• _What to work on_
State how many lines hold the string "location". Give the number and nothing else.

Recorded data:
########################################
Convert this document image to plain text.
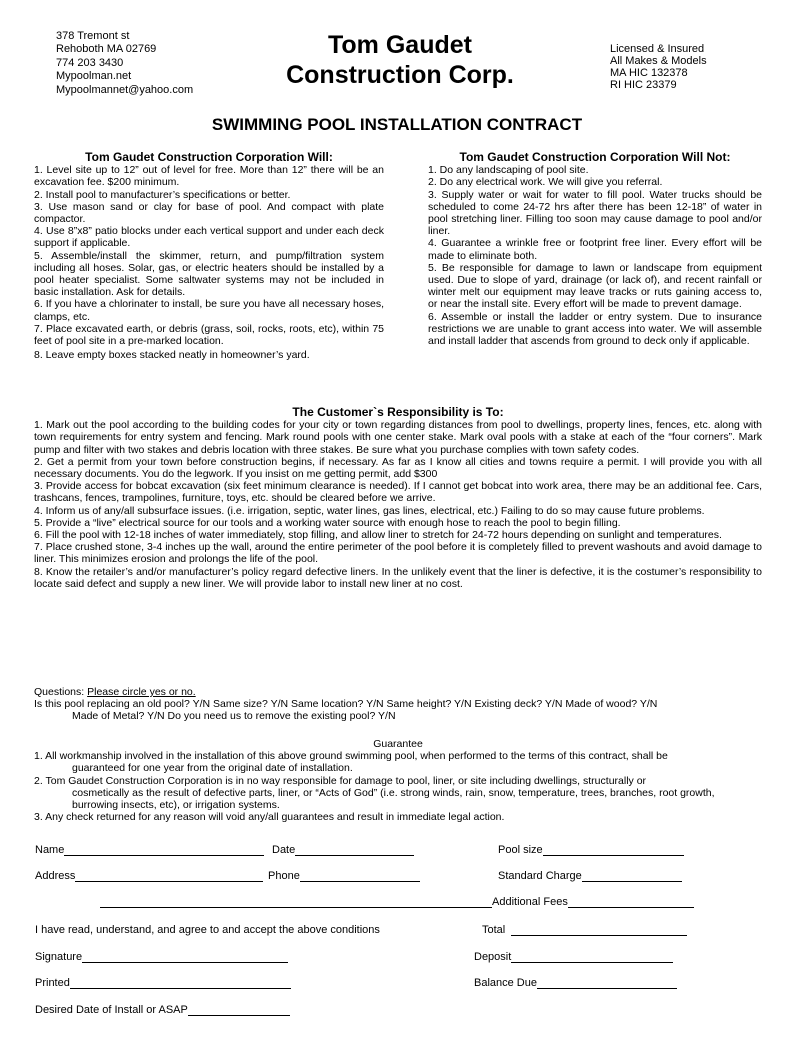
378 Tremont st
Rehoboth MA 02769
774 203 3430
Mypoolman.net
Mypoolmannet@yahoo.com
Tom Gaudet
Construction Corp.
Licensed & Insured
All Makes & Models
MA HIC 132378
RI HIC 23379
SWIMMING POOL INSTALLATION CONTRACT
Tom Gaudet Construction Corporation Will:

1. Level site up to 12” out of level for free. More than 12” there will be an excavation fee. $200 minimum.

2. Install pool to manufacturer’s specifications or better.

3. Use mason sand or clay for base of pool. And compact with plate compactor.

4. Use 8”x8” patio blocks under each vertical support and under each deck support if applicable.

5. Assemble/install the skimmer, return, and pump/filtration system including all hoses. Solar, gas, or electric heaters should be installed by a pool heater specialist. Some saltwater systems may not be included in basic installation. Ask for details.

6. If you have a chlorinater to install, be sure you have all necessary hoses, clamps, etc.

7. Place excavated earth, or debris (grass, soil, rocks, roots, etc), within 75 feet of pool site in a pre-marked location.

8. Leave empty boxes stacked neatly in homeowner’s yard.

Tom Gaudet Construction Corporation Will Not:

1. Do any landscaping of pool site.

2. Do any electrical work. We will give you referral.

3. Supply water or wait for water to fill pool. Water trucks should be scheduled to come 24-72 hrs after there has been 12-18” of water in pool stretching liner. Filling too soon may cause damage to pool and/or liner.

4. Guarantee a wrinkle free or footprint free liner. Every effort will be made to eliminate both.

5. Be responsible for damage to lawn or landscape from equipment used. Due to slope of yard, drainage (or lack of), and recent rainfall or winter melt our equipment may leave tracks or ruts gaining access to, or near the install site. Every effort will be made to prevent damage.

6. Assemble or install the ladder or entry system. Due to insurance restrictions we are unable to grant access into water. We will assemble and install ladder that ascends from ground to deck only if applicable.

The Customer`s Responsibility is To:

1. Mark out the pool according to the building codes for your city or town regarding distances from pool to dwellings, property lines, fences, etc. along with town requirements for entry system and fencing. Mark round pools with one center stake. Mark oval pools with a stake at each of the “four corners”. Mark pump and filter with two stakes and debris location with three stakes. Be sure what you purchase complies with town safety codes.

2. Get a permit from your town before construction begins, if necessary. As far as I know all cities and towns require a permit. I will provide you with all necessary documents. You do the legwork. If you insist on me getting permit, add $300

3. Provide access for bobcat excavation (six feet minimum clearance is needed). If I cannot get bobcat into work area, there may be an additional fee. Cars, trashcans, fences, trampolines, furniture, toys, etc. should be cleared before we arrive.

4. Inform us of any/all subsurface issues. (i.e. irrigation, septic, water lines, gas lines, electrical, etc.) Failing to do so may cause future problems.

5. Provide a “live” electrical source for our tools and a working water source with enough hose to reach the pool to begin filling.

6. Fill the pool with 12-18 inches of water immediately, stop filling, and allow liner to stretch for 24-72 hours depending on sunlight and temperatures.

7. Place crushed stone, 3-4 inches up the wall, around the entire perimeter of the pool before it is completely filled to prevent washouts and avoid damage to liner. This minimizes erosion and prolongs the life of the pool.

8. Know the retailer’s and/or manufacturer’s policy regard defective liners. In the unlikely event that the liner is defective, it is the costumer’s responsibility to locate said defect and supply a new liner. We will provide labor to install new liner at no cost.

Questions: Please circle yes or no.

Is this pool replacing an old pool? Y/N Same size? Y/N Same location? Y/N Same height? Y/N Existing deck? Y/N Made of wood? Y/N

Made of Metal? Y/N Do you need us to remove the existing pool? Y/N

Guarantee

1. All workmanship involved in the installation of this above ground swimming pool, when performed to the terms of this contract, shall be

guaranteed for one year from the original date of installation.

2. Tom Gaudet Construction Corporation is in no way responsible for damage to pool, liner, or site including dwellings, structurally or

cosmetically as the result of defective parts, liner, or “Acts of God” (i.e. strong winds, rain, snow, temperature, trees, branches, root growth, burrowing insects, etc), or irrigation systems.

3. Any check returned for any reason will void any/all guarantees and result in immediate legal action.

Name	Date	Pool size
Address	Phone	Standard Charge
Additional Fees
I have read, understand, and agree to and accept the above conditions	Total
Signature	Deposit
Printed	Balance Due
Desired Date of Install or ASAP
########################################
• _Answer to the problem_
3